» **Set task**
Make an exact copy of all the entries, with the pictures left out.

» **Exercise input**
━━━━━━━━━━━━━━━━━━━━

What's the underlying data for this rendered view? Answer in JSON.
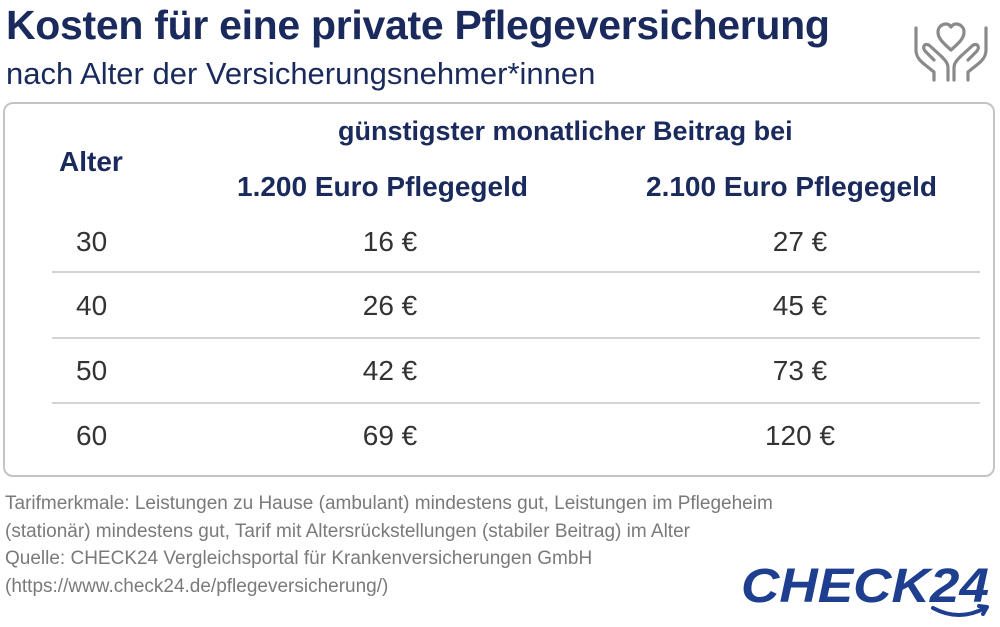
{
  "header": {
    "title": "Kosten für eine private Pflegeversicherung",
    "subtitle": "nach Alter der Versicherungsnehmer*innen",
    "icon": "hands-heart-icon"
  },
  "table": {
    "age_header": "Alter",
    "group_header": "günstigster monatlicher Beitrag bei",
    "col1_header": "1.200 Euro Pflegegeld",
    "col2_header": "2.100 Euro Pflegegeld",
    "rows": [
      {
        "age": "30",
        "v1": "16 €",
        "v2": "27 €"
      },
      {
        "age": "40",
        "v1": "26 €",
        "v2": "45 €"
      },
      {
        "age": "50",
        "v1": "42 €",
        "v2": "73 €"
      },
      {
        "age": "60",
        "v1": "69 €",
        "v2": "120 €"
      }
    ]
  },
  "footnote": {
    "line1": "Tarifmerkmale: Leistungen zu Hause (ambulant) mindestens gut, Leistungen im Pflegeheim",
    "line2": "(stationär) mindestens gut, Tarif mit Altersrückstellungen (stabiler Beitrag) im Alter",
    "line3": "Quelle: CHECK24 Vergleichsportal für Krankenversicherungen GmbH",
    "line4": "(https://www.check24.de/pflegeversicherung/)"
  },
  "logo": {
    "text": "CHECK24"
  },
  "colors": {
    "navy": "#1a2a5c",
    "logo_blue": "#1e3f8f",
    "border": "#c4c4c4",
    "text": "#333333",
    "note": "#7a7a7a"
  },
  "chart_data": {
    "type": "table",
    "title": "Kosten für eine private Pflegeversicherung",
    "subtitle": "nach Alter der Versicherungsnehmer*innen",
    "columns": [
      "Alter",
      "1.200 Euro Pflegegeld",
      "2.100 Euro Pflegegeld"
    ],
    "group_header": "günstigster monatlicher Beitrag bei",
    "unit": "€",
    "x": [
      30,
      40,
      50,
      60
    ],
    "series": [
      {
        "name": "1.200 Euro Pflegegeld",
        "values": [
          16,
          26,
          42,
          69
        ]
      },
      {
        "name": "2.100 Euro Pflegegeld",
        "values": [
          27,
          45,
          73,
          120
        ]
      }
    ]
  }
}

━━━━━━━━━━━━━━━━━━━━

» **Solved exercise**
What's the underlying data for this rendered view? Answer in JSON.
{
  "header": {
    "title": "Kosten für eine private Pflegeversicherung",
    "subtitle": "nach Alter der Versicherungsnehmer*innen",
    "icon": "hands-heart-icon"
  },
  "table": {
    "age_header": "Alter",
    "group_header": "günstigster monatlicher Beitrag bei",
    "col1_header": "1.200 Euro Pflegegeld",
    "col2_header": "2.100 Euro Pflegegeld",
    "rows": [
      {
        "age": "30",
        "v1": "16 €",
        "v2": "27 €"
      },
      {
        "age": "40",
        "v1": "26 €",
        "v2": "45 €"
      },
      {
        "age": "50",
        "v1": "42 €",
        "v2": "73 €"
      },
      {
        "age": "60",
        "v1": "69 €",
        "v2": "120 €"
      }
    ]
  },
  "footnote": {
    "line1": "Tarifmerkmale: Leistungen zu Hause (ambulant) mindestens gut, Leistungen im Pflegeheim",
    "line2": "(stationär) mindestens gut, Tarif mit Altersrückstellungen (stabiler Beitrag) im Alter",
    "line3": "Quelle: CHECK24 Vergleichsportal für Krankenversicherungen GmbH",
    "line4": "(https://www.check24.de/pflegeversicherung/)"
  },
  "logo": {
    "text": "CHECK24"
  },
  "colors": {
    "navy": "#1a2a5c",
    "logo_blue": "#1e3f8f",
    "border": "#c4c4c4",
    "text": "#333333",
    "note": "#7a7a7a"
  },
  "chart_data": {
    "type": "table",
    "title": "Kosten für eine private Pflegeversicherung",
    "subtitle": "nach Alter der Versicherungsnehmer*innen",
    "columns": [
      "Alter",
      "1.200 Euro Pflegegeld",
      "2.100 Euro Pflegegeld"
    ],
    "group_header": "günstigster monatlicher Beitrag bei",
    "unit": "€",
    "x": [
      30,
      40,
      50,
      60
    ],
    "series": [
      {
        "name": "1.200 Euro Pflegegeld",
        "values": [
          16,
          26,
          42,
          69
        ]
      },
      {
        "name": "2.100 Euro Pflegegeld",
        "values": [
          27,
          45,
          73,
          120
        ]
      }
    ]
  }
}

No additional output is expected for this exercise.